**Exercise directions**:
Provide the data again in its entirety, exactly as given.

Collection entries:

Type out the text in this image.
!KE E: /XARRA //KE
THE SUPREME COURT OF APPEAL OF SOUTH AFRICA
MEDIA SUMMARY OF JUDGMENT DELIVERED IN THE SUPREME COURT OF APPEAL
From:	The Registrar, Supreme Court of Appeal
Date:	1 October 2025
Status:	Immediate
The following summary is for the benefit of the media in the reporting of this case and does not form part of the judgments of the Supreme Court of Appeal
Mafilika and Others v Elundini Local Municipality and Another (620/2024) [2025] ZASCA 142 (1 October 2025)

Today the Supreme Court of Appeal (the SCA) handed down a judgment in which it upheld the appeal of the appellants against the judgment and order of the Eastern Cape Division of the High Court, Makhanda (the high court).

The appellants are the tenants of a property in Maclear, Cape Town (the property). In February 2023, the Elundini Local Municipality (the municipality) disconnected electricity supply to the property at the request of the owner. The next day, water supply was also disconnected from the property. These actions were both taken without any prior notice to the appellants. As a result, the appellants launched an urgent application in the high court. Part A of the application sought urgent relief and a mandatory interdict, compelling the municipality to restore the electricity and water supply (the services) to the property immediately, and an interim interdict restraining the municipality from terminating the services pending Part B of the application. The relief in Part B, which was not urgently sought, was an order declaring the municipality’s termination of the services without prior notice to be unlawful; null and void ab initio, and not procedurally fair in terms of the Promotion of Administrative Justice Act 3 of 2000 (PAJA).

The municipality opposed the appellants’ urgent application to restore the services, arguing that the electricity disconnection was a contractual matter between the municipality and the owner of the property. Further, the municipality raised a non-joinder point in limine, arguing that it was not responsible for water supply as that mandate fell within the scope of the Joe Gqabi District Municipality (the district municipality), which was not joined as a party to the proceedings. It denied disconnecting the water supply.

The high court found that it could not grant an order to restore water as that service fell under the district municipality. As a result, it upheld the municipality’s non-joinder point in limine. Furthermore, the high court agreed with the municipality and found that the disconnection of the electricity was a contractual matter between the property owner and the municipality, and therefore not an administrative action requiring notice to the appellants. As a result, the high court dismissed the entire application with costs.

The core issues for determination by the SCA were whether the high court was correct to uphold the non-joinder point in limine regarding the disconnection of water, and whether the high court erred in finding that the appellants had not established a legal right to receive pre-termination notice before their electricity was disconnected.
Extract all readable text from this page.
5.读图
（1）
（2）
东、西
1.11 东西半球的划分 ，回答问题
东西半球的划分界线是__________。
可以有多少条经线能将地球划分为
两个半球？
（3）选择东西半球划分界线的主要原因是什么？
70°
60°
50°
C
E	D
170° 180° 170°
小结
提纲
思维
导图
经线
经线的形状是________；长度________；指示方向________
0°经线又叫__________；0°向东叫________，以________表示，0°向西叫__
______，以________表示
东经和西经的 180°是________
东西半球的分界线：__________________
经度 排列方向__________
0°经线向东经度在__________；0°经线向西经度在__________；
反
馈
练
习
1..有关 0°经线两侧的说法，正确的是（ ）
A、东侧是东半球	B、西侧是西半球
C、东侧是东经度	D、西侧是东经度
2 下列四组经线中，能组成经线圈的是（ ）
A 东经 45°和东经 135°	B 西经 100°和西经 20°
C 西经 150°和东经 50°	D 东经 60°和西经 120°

**Task result**:
Type out the text in this image.
!KE E: /XARRA //KE
THE SUPREME COURT OF APPEAL OF SOUTH AFRICA
MEDIA SUMMARY OF JUDGMENT DELIVERED IN THE SUPREME COURT OF APPEAL
From:	The Registrar, Supreme Court of Appeal
Date:	1 October 2025
Status:	Immediate
The following summary is for the benefit of the media in the reporting of this case and does not form part of the judgments of the Supreme Court of Appeal
Mafilika and Others v Elundini Local Municipality and Another (620/2024) [2025] ZASCA 142 (1 October 2025)

Today the Supreme Court of Appeal (the SCA) handed down a judgment in which it upheld the appeal of the appellants against the judgment and order of the Eastern Cape Division of the High Court, Makhanda (the high court).

The appellants are the tenants of a property in Maclear, Cape Town (the property). In February 2023, the Elundini Local Municipality (the municipality) disconnected electricity supply to the property at the request of the owner. The next day, water supply was also disconnected from the property. These actions were both taken without any prior notice to the appellants. As a result, the appellants launched an urgent application in the high court. Part A of the application sought urgent relief and a mandatory interdict, compelling the municipality to restore the electricity and water supply (the services) to the property immediately, and an interim interdict restraining the municipality from terminating the services pending Part B of the application. The relief in Part B, which was not urgently sought, was an order declaring the municipality’s termination of the services without prior notice to be unlawful; null and void ab initio, and not procedurally fair in terms of the Promotion of Administrative Justice Act 3 of 2000 (PAJA).

The municipality opposed the appellants’ urgent application to restore the services, arguing that the electricity disconnection was a contractual matter between the municipality and the owner of the property. Further, the municipality raised a non-joinder point in limine, arguing that it was not responsible for water supply as that mandate fell within the scope of the Joe Gqabi District Municipality (the district municipality), which was not joined as a party to the proceedings. It denied disconnecting the water supply.

The high court found that it could not grant an order to restore water as that service fell under the district municipality. As a result, it upheld the municipality’s non-joinder point in limine. Furthermore, the high court agreed with the municipality and found that the disconnection of the electricity was a contractual matter between the property owner and the municipality, and therefore not an administrative action requiring notice to the appellants. As a result, the high court dismissed the entire application with costs.

The core issues for determination by the SCA were whether the high court was correct to uphold the non-joinder point in limine regarding the disconnection of water, and whether the high court erred in finding that the appellants had not established a legal right to receive pre-termination notice before their electricity was disconnected.
Extract all readable text from this page.
5.读图
（1）
（2）
东、西
1.11 东西半球的划分 ，回答问题
东西半球的划分界线是__________。
可以有多少条经线能将地球划分为
两个半球？
（3）选择东西半球划分界线的主要原因是什么？
70°
60°
50°
C
E	D
170° 180° 170°
小结
提纲
思维
导图
经线
经线的形状是________；长度________；指示方向________
0°经线又叫__________；0°向东叫________，以________表示，0°向西叫__
______，以________表示
东经和西经的 180°是________
东西半球的分界线：__________________
经度 排列方向__________
0°经线向东经度在__________；0°经线向西经度在__________；
反
馈
练
习
1..有关 0°经线两侧的说法，正确的是（ ）
A、东侧是东半球	B、西侧是西半球
C、东侧是东经度	D、西侧是东经度
2 下列四组经线中，能组成经线圈的是（ ）
A 东经 45°和东经 135°	B 西经 100°和西经 20°
C 西经 150°和东经 50°	D 东经 60°和西经 120°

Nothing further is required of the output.